(WHAT IS EXPECTED):
Will you transcribe all the entries word for word, skipping the pictures they hold?

########################################

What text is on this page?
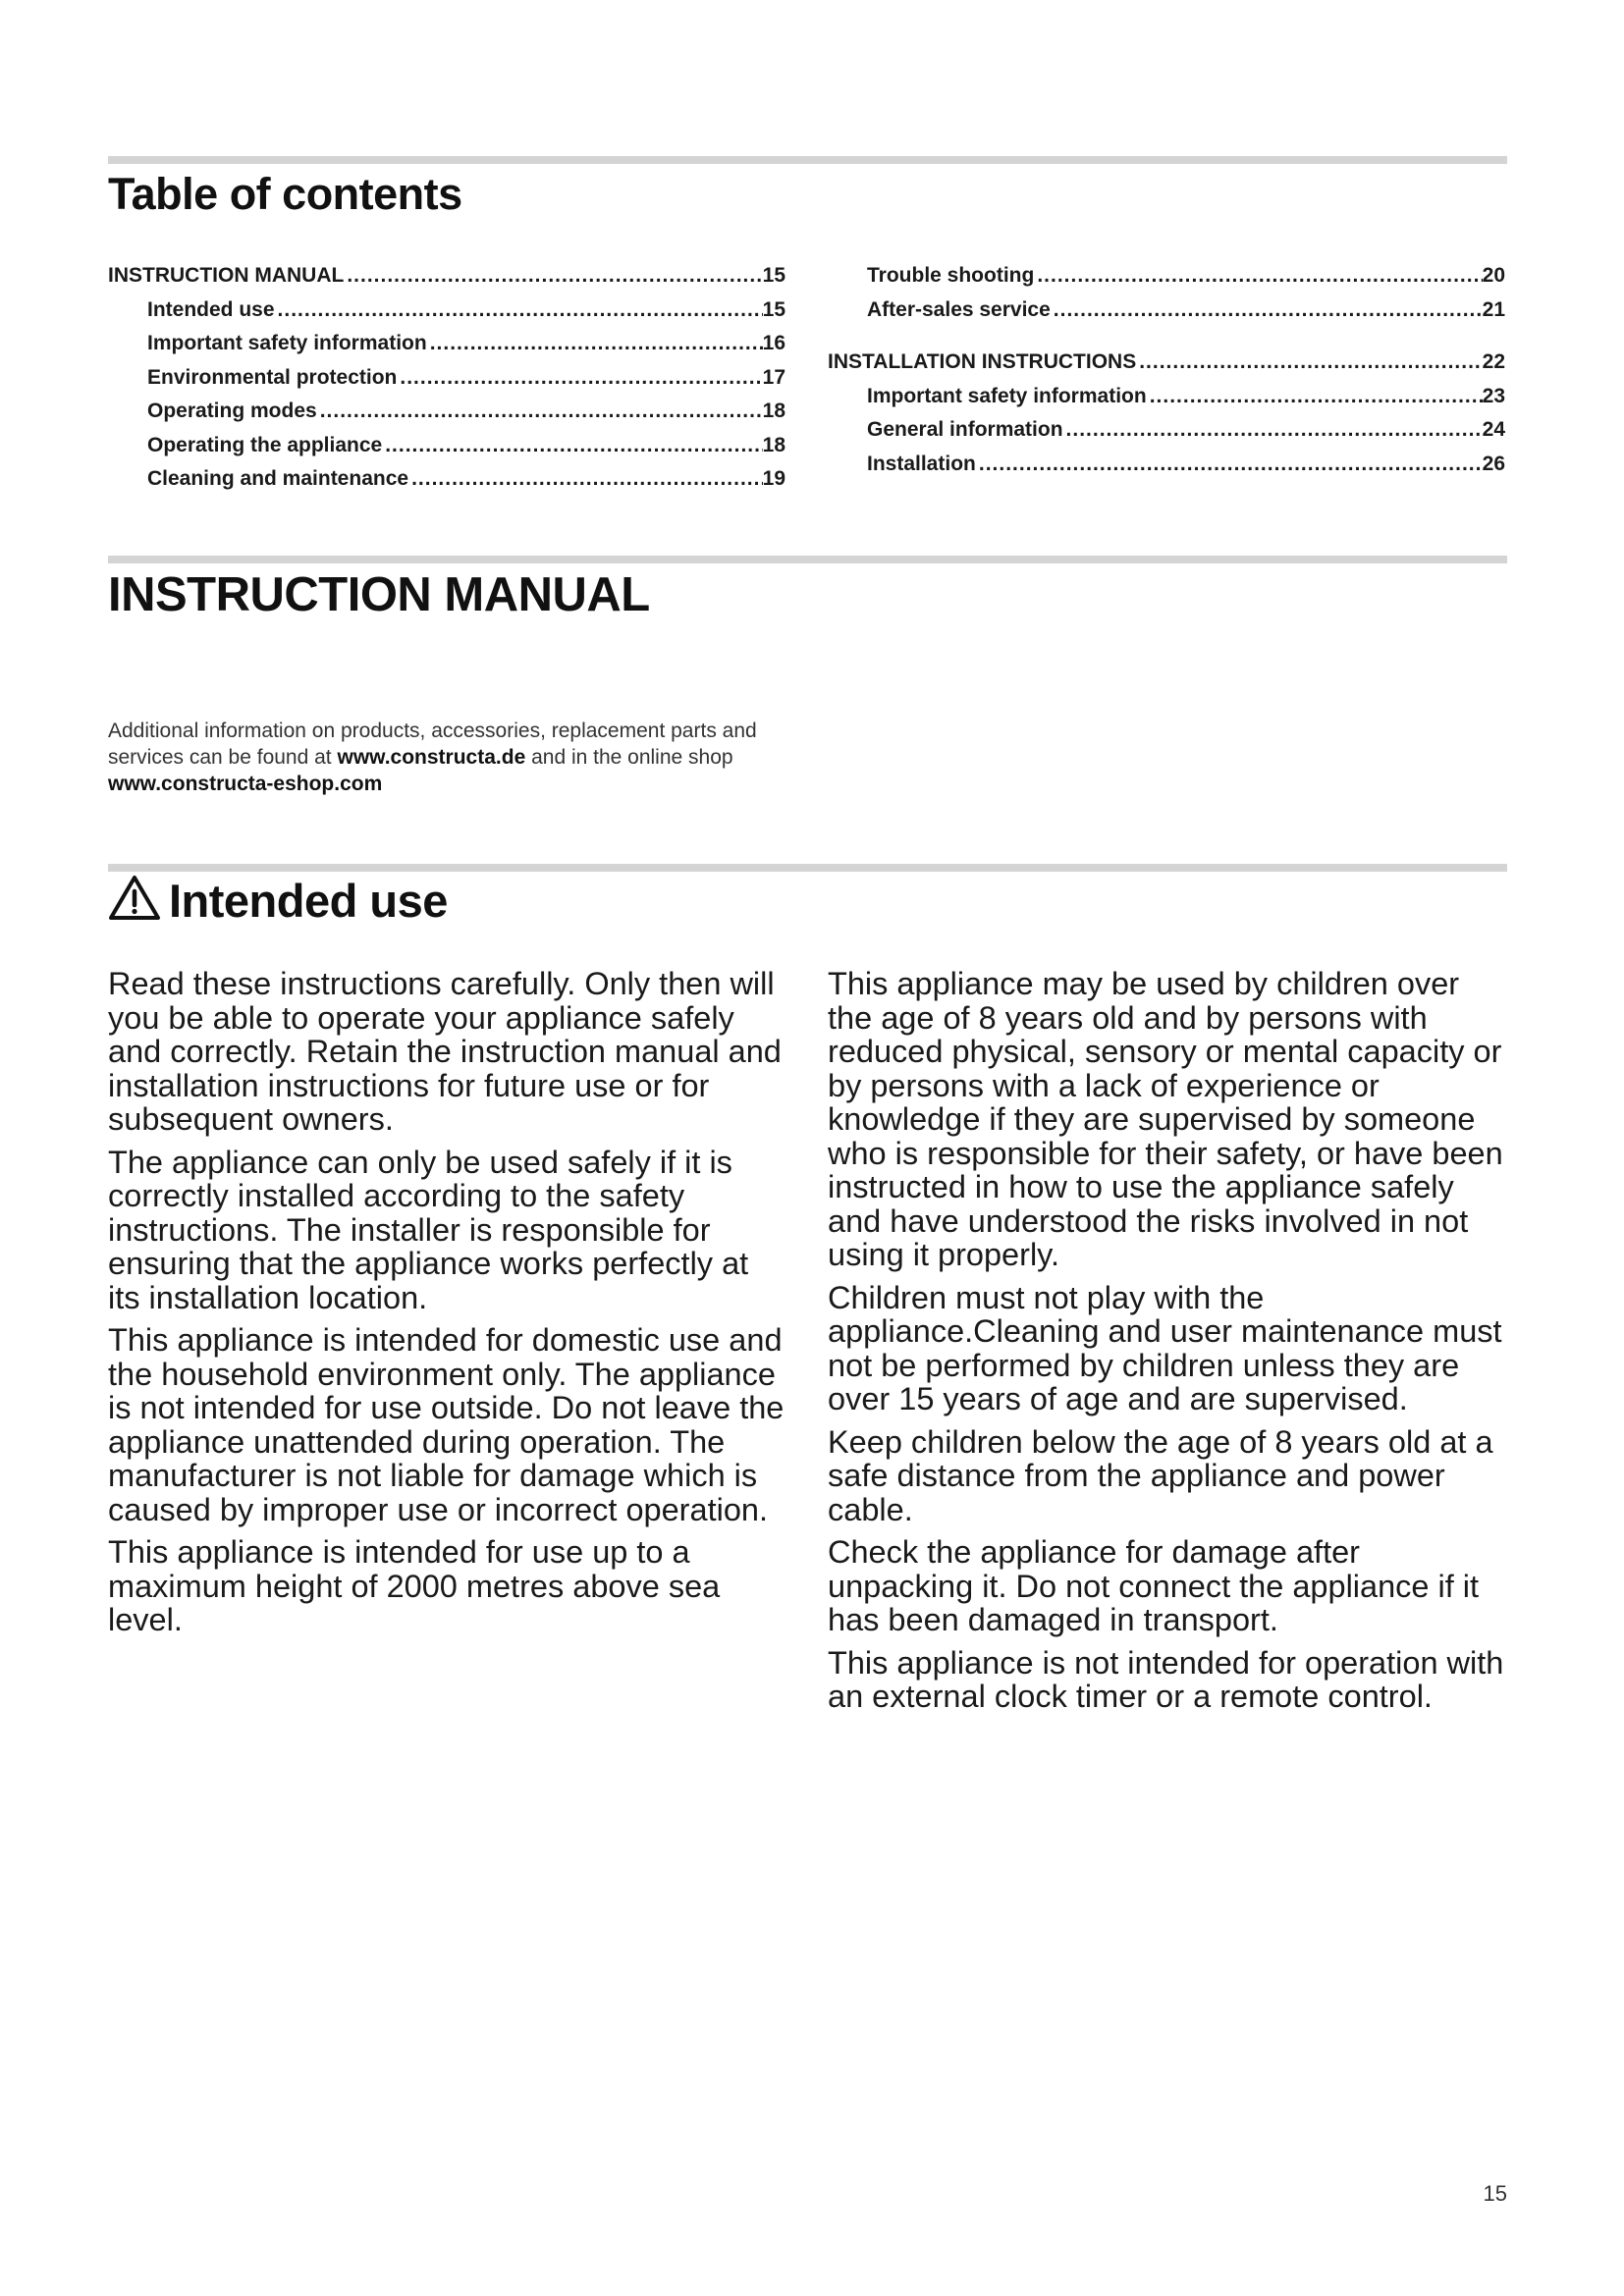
Table of contents
INSTRUCTION MANUAL .....	15
Intended use .....	15
Important safety information .....	16
Environmental protection .....	17
Operating modes .....	18
Operating the appliance .....	18
Cleaning and maintenance .....	19
Trouble shooting .....	20
After-sales service .....	21
INSTALLATION INSTRUCTIONS .....	22
Important safety information .....	23
General information .....	24
Installation .....	26
INSTRUCTION MANUAL
Additional information on products, accessories, replacement parts and services can be found at www.constructa.de and in the online shop www.constructa-eshop.com
Intended use

Read these instructions carefully. Only then will you be able to operate your appliance safely and correctly. Retain the instruction manual and installation instructions for future use or for subsequent owners.

The appliance can only be used safely if it is correctly installed according to the safety instructions. The installer is responsible for ensuring that the appliance works perfectly at its installation location.

This appliance is intended for domestic use and the household environment only. The appliance is not intended for use outside. Do not leave the appliance unattended during operation. The manufacturer is not liable for damage which is caused by improper use or incorrect operation.

This appliance is intended for use up to a maximum height of 2000 metres above sea level.

This appliance may be used by children over the age of 8 years old and by persons with reduced physical, sensory or mental capacity or by persons with a lack of experience or knowledge if they are supervised by someone who is responsible for their safety, or have been instructed in how to use the appliance safely and have understood the risks involved in not using it properly.

Children must not play with the appliance.Cleaning and user maintenance must not be performed by children unless they are over 15 years of age and are supervised.

Keep children below the age of 8 years old at a safe distance from the appliance and power cable.

Check the appliance for damage after unpacking it. Do not connect the appliance if it has been damaged in transport.

This appliance is not intended for operation with an external clock timer or a remote control.

15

########################################

(EXERCISE OUTPUT):
What text is on this page?
Table of contents
INSTRUCTION MANUAL .....	15
Intended use .....	15
Important safety information .....	16
Environmental protection .....	17
Operating modes .....	18
Operating the appliance .....	18
Cleaning and maintenance .....	19
Trouble shooting .....	20
After-sales service .....	21
INSTALLATION INSTRUCTIONS .....	22
Important safety information .....	23
General information .....	24
Installation .....	26
INSTRUCTION MANUAL
Additional information on products, accessories, replacement parts and services can be found at www.constructa.de and in the online shop www.constructa-eshop.com
Intended use

Read these instructions carefully. Only then will you be able to operate your appliance safely and correctly. Retain the instruction manual and installation instructions for future use or for subsequent owners.

The appliance can only be used safely if it is correctly installed according to the safety instructions. The installer is responsible for ensuring that the appliance works perfectly at its installation location.

This appliance is intended for domestic use and the household environment only. The appliance is not intended for use outside. Do not leave the appliance unattended during operation. The manufacturer is not liable for damage which is caused by improper use or incorrect operation.

This appliance is intended for use up to a maximum height of 2000 metres above sea level.

This appliance may be used by children over the age of 8 years old and by persons with reduced physical, sensory or mental capacity or by persons with a lack of experience or knowledge if they are supervised by someone who is responsible for their safety, or have been instructed in how to use the appliance safely and have understood the risks involved in not using it properly.

Children must not play with the appliance.Cleaning and user maintenance must not be performed by children unless they are over 15 years of age and are supervised.

Keep children below the age of 8 years old at a safe distance from the appliance and power cable.

Check the appliance for damage after unpacking it. Do not connect the appliance if it has been damaged in transport.

This appliance is not intended for operation with an external clock timer or a remote control.

15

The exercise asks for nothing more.